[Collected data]

################

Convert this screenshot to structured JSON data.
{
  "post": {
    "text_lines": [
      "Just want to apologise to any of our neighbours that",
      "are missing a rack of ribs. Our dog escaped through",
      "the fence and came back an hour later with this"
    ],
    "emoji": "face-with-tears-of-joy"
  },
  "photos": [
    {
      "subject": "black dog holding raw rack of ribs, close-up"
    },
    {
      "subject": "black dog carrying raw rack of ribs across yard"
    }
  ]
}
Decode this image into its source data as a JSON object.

################

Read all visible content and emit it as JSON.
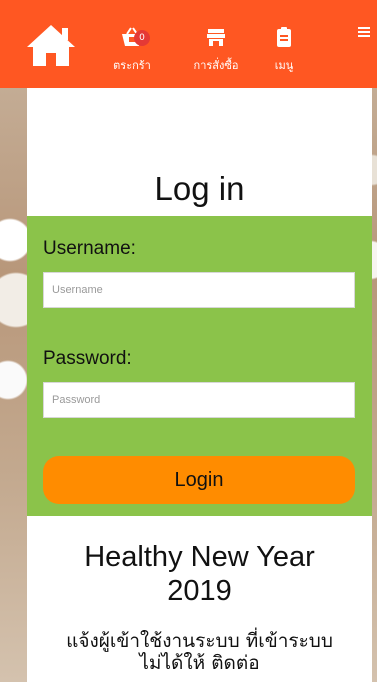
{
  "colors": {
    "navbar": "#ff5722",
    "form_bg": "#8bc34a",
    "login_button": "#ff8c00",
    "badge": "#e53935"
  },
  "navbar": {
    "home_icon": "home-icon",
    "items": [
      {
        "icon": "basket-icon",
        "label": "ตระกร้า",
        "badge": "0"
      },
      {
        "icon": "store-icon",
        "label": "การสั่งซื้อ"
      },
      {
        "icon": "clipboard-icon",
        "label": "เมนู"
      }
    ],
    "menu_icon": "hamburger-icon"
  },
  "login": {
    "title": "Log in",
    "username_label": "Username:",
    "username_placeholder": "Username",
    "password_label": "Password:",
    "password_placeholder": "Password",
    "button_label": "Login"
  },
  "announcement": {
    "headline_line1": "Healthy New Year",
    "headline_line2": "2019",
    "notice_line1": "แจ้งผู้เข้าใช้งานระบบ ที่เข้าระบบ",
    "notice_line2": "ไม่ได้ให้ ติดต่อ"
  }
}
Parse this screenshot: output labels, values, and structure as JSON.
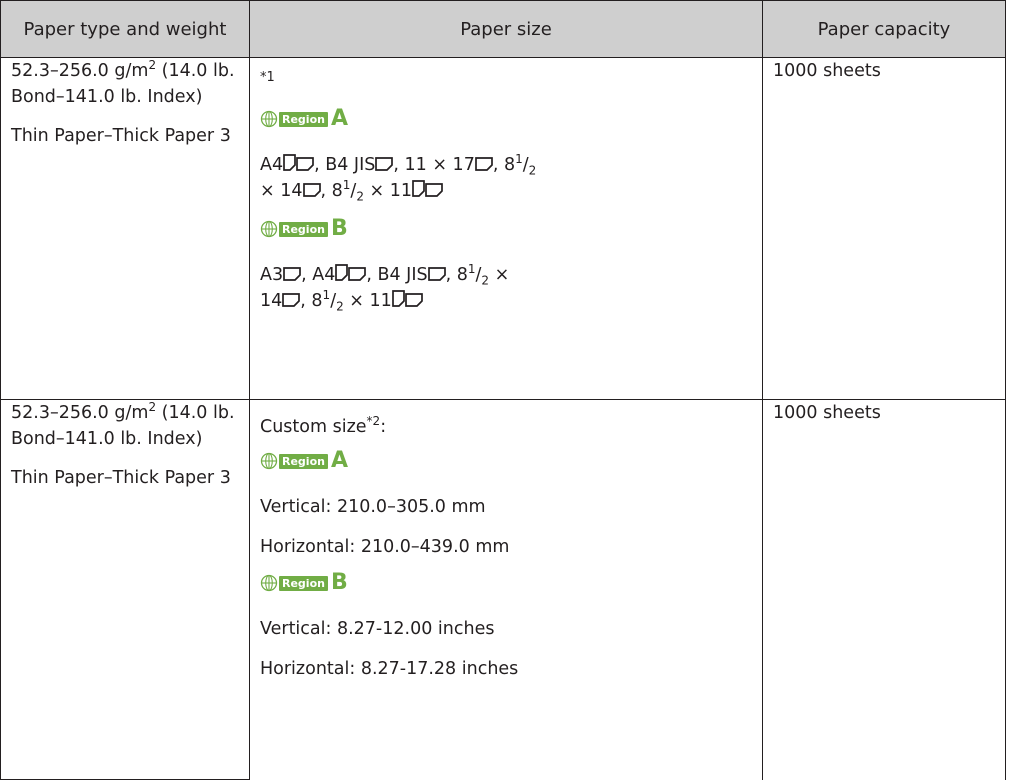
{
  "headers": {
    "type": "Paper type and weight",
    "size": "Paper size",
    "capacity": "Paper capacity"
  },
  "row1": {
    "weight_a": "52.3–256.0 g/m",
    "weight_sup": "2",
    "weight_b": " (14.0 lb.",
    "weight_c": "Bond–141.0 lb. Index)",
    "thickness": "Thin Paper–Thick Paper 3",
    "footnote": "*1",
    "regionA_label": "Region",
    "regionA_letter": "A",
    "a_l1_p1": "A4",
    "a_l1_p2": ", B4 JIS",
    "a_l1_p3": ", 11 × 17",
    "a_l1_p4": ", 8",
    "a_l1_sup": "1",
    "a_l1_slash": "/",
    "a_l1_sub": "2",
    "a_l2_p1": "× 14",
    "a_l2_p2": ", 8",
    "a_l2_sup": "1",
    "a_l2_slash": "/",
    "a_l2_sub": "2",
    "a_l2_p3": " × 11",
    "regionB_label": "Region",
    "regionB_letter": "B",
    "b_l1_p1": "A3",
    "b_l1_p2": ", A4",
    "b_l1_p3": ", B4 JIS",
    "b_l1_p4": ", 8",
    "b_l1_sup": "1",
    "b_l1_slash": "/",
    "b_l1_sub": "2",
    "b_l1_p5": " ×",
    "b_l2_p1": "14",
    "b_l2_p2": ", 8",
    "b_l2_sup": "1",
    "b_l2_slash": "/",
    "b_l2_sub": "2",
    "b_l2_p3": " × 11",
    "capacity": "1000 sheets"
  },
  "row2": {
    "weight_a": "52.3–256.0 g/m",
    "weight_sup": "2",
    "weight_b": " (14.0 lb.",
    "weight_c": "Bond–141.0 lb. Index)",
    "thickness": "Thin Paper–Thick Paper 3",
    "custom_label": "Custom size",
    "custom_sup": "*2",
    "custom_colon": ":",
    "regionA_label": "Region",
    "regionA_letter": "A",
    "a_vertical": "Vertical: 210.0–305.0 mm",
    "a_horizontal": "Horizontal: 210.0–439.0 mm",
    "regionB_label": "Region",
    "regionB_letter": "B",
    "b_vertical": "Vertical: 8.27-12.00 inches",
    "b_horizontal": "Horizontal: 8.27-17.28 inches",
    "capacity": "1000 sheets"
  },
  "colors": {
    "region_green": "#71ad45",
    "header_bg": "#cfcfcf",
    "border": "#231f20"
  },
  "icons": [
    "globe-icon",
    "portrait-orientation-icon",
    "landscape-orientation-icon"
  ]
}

################

◆ BRIEF
Repeat exactly, and only, the lines from the one containing "Convert this screenshot" through the one containing "Decode this image", both included.

◆ SOLUTION BELOW
Convert this screenshot to structured JSON data.
{
  "post": {
    "text_lines": [
      "Just want to apologise to any of our neighbours that",
      "are missing a rack of ribs. Our dog escaped through",
      "the fence and came back an hour later with this"
    ],
    "emoji": "face-with-tears-of-joy"
  },
  "photos": [
    {
      "subject": "black dog holding raw rack of ribs, close-up"
    },
    {
      "subject": "black dog carrying raw rack of ribs across yard"
    }
  ]
}
Decode this image into its source data as a JSON object.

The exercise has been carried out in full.